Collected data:
# # #
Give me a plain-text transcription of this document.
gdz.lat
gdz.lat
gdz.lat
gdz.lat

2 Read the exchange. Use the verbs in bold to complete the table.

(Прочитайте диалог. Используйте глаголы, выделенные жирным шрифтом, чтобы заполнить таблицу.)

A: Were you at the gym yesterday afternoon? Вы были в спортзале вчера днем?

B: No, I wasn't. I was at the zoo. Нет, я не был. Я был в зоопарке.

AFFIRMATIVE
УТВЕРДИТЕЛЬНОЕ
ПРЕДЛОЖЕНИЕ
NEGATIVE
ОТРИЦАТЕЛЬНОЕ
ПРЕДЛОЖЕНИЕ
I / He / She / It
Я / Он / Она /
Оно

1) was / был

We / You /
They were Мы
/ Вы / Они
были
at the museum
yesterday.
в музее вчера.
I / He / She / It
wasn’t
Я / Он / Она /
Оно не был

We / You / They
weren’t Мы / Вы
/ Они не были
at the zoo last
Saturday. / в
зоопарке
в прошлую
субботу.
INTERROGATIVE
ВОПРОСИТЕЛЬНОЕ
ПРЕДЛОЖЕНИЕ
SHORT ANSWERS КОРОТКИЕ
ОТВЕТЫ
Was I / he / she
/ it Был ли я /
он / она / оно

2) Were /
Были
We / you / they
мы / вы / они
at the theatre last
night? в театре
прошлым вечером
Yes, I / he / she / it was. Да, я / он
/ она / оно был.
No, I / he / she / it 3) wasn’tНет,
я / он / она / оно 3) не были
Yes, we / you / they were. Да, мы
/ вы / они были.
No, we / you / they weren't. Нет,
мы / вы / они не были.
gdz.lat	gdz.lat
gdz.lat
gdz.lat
# # #
- _Task objective_: Set down the listing above in full, please, exactly as it appears.

- _Response_:
Give me a plain-text transcription of this document.
gdz.lat
gdz.lat
gdz.lat
gdz.lat

2 Read the exchange. Use the verbs in bold to complete the table.

(Прочитайте диалог. Используйте глаголы, выделенные жирным шрифтом, чтобы заполнить таблицу.)

A: Were you at the gym yesterday afternoon? Вы были в спортзале вчера днем?

B: No, I wasn't. I was at the zoo. Нет, я не был. Я был в зоопарке.

AFFIRMATIVE
УТВЕРДИТЕЛЬНОЕ
ПРЕДЛОЖЕНИЕ
NEGATIVE
ОТРИЦАТЕЛЬНОЕ
ПРЕДЛОЖЕНИЕ
I / He / She / It
Я / Он / Она /
Оно

1) was / был

We / You /
They were Мы
/ Вы / Они
были
at the museum
yesterday.
в музее вчера.
I / He / She / It
wasn’t
Я / Он / Она /
Оно не был

We / You / They
weren’t Мы / Вы
/ Они не были
at the zoo last
Saturday. / в
зоопарке
в прошлую
субботу.
INTERROGATIVE
ВОПРОСИТЕЛЬНОЕ
ПРЕДЛОЖЕНИЕ
SHORT ANSWERS КОРОТКИЕ
ОТВЕТЫ
Was I / he / she
/ it Был ли я /
он / она / оно

2) Were /
Были
We / you / they
мы / вы / они
at the theatre last
night? в театре
прошлым вечером
Yes, I / he / she / it was. Да, я / он
/ она / оно был.
No, I / he / she / it 3) wasn’tНет,
я / он / она / оно 3) не были
Yes, we / you / they were. Да, мы
/ вы / они были.
No, we / you / they weren't. Нет,
мы / вы / они не были.
gdz.lat	gdz.lat
gdz.lat
gdz.lat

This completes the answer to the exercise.